──────── RECORD EXCERPTS
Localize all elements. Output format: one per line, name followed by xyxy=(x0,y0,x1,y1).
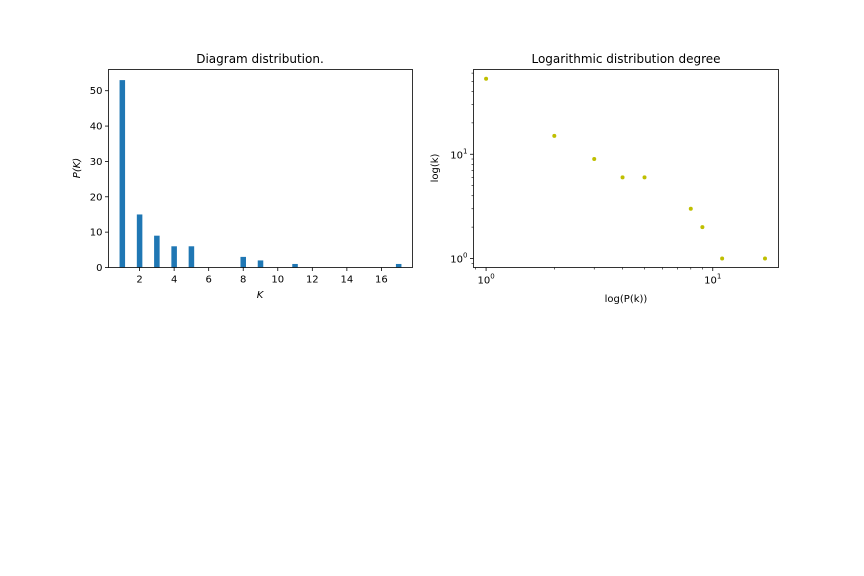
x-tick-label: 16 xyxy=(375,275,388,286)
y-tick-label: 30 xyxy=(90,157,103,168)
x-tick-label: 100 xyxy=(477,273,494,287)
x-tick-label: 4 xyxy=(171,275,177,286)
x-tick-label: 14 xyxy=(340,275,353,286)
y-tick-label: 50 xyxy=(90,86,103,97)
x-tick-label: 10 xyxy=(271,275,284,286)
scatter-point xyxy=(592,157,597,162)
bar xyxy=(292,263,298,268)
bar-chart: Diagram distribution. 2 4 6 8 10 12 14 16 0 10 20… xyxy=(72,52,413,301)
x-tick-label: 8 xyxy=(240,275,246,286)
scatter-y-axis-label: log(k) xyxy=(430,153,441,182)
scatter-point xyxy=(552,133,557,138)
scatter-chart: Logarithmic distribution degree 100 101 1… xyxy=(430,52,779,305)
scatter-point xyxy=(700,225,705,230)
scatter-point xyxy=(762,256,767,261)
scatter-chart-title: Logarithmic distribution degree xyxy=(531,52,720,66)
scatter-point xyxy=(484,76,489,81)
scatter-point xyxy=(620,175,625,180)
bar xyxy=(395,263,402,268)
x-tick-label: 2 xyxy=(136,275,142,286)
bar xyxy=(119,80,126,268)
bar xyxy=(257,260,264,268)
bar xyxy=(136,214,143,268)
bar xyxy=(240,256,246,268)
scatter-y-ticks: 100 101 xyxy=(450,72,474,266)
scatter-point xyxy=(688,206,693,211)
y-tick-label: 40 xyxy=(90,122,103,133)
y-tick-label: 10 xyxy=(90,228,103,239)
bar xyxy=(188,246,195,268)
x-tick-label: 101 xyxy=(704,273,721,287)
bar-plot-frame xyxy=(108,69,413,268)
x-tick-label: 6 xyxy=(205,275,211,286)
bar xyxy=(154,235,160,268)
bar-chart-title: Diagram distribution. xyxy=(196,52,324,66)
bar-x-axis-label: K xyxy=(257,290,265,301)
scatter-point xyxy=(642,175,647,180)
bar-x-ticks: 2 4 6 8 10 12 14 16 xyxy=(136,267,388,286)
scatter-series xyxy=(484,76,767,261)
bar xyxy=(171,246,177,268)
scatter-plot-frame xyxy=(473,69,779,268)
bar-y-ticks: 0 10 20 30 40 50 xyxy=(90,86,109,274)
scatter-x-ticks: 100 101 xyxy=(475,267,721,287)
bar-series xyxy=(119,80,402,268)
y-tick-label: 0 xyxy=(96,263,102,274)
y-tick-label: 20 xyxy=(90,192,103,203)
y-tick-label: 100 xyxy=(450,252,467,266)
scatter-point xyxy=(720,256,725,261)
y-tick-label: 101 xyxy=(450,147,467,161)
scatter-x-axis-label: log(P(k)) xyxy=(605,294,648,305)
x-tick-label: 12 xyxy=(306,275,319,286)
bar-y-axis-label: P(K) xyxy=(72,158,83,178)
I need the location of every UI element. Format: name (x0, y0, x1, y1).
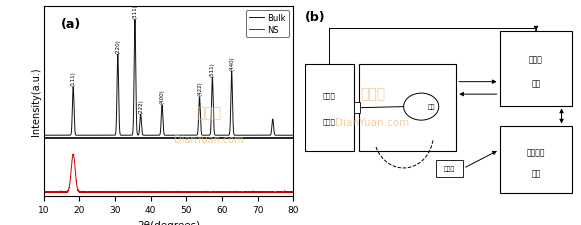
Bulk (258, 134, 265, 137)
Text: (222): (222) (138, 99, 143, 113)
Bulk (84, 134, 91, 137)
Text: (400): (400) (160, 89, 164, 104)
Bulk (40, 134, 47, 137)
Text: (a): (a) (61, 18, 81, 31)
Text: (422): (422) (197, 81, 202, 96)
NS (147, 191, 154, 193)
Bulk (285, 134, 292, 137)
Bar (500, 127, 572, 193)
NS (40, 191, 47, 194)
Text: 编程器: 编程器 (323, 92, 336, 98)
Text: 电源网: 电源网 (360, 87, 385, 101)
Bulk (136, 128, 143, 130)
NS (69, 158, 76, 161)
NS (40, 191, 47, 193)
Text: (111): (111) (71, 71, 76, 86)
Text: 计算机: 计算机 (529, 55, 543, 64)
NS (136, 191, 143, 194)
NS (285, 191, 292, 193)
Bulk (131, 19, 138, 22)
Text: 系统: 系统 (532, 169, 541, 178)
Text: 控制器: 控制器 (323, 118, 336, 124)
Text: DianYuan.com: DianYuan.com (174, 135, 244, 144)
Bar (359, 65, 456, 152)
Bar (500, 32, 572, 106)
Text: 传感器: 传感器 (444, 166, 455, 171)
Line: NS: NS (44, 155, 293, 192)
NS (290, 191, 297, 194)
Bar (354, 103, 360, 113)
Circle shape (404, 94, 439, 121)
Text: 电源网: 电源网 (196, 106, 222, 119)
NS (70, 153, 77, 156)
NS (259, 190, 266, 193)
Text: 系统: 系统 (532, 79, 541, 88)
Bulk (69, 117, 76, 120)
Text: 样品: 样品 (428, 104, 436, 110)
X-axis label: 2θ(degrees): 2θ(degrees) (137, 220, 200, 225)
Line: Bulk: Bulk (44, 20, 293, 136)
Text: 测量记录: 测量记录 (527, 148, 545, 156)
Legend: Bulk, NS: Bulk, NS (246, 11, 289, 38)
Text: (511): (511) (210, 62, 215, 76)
────────────────
▸ WHAT IS EXPECTED: Arrange the part of the entries that opens with the line containing "x-tick-label: 16 xyxy=(375,275,388,286)" and closes with the line containing "scatter-plot-frame xyxy=(473,69,779,268)" as a JSON list of strings, one string per line and blank lines omitted.

▸ THE RESULT:
[
  "x-tick-label: 16 xyxy=(375,275,388,286)",
  "y-tick-label: 30 xyxy=(90,157,103,168)",
  "x-tick-label: 100 xyxy=(477,273,494,287)",
  "x-tick-label: 4 xyxy=(171,275,177,286)",
  "x-tick-label: 14 xyxy=(340,275,353,286)",
  "y-tick-label: 50 xyxy=(90,86,103,97)",
  "x-tick-label: 10 xyxy=(271,275,284,286)",
  "scatter-point xyxy=(592,157,597,162)",
  "bar xyxy=(292,263,298,268)",
  "bar-chart: Diagram distribution. 2 4 6 8 10 12 14 16 0 10 20… xyxy=(72,52,413,301)",
  "x-tick-label: 8 xyxy=(240,275,246,286)",
  "scatter-y-axis-label: log(k) xyxy=(430,153,441,182)",
  "scatter-point xyxy=(552,133,557,138)",
  "scatter-chart: Logarithmic distribution degree 100 101 1… xyxy=(430,52,779,305)",
  "scatter-point xyxy=(700,225,705,230)",
  "scatter-point xyxy=(762,256,767,261)",
  "scatter-chart-title: Logarithmic distribution degree xyxy=(531,52,720,66)",
  "scatter-point xyxy=(484,76,489,81)",
  "scatter-point xyxy=(620,175,625,180)",
  "bar xyxy=(395,263,402,268)",
  "x-tick-label: 2 xyxy=(136,275,142,286)",
  "bar xyxy=(119,80,126,268)",
  "bar xyxy=(257,260,264,268)",
  "bar xyxy=(136,214,143,268)",
  "bar xyxy=(240,256,246,268)",
  "scatter-y-ticks: 100 101 xyxy=(450,72,474,266)",
  "scatter-point xyxy=(688,206,693,211)",
  "y-tick-label: 40 xyxy=(90,122,103,133)",
  "y-tick-label: 10 xyxy=(90,228,103,239)",
  "bar xyxy=(188,246,195,268)",
  "x-tick-label: 101 xyxy=(704,273,721,287)",
  "bar-plot-frame xyxy=(108,69,413,268)",
  "x-tick-label: 6 xyxy=(205,275,211,286)",
  "bar xyxy=(154,235,160,268)",
  "bar-chart-title: Diagram distribution. xyxy=(196,52,324,66)",
  "bar-x-axis-label: K xyxy=(257,290,265,301)",
  "scatter-point xyxy=(642,175,647,180)",
  "bar-x-ticks: 2 4 6 8 10 12 14 16 xyxy=(136,267,388,286)",
  "scatter-series xyxy=(484,76,767,261)",
  "bar xyxy=(171,246,177,268)",
  "scatter-plot-frame xyxy=(473,69,779,268)"
]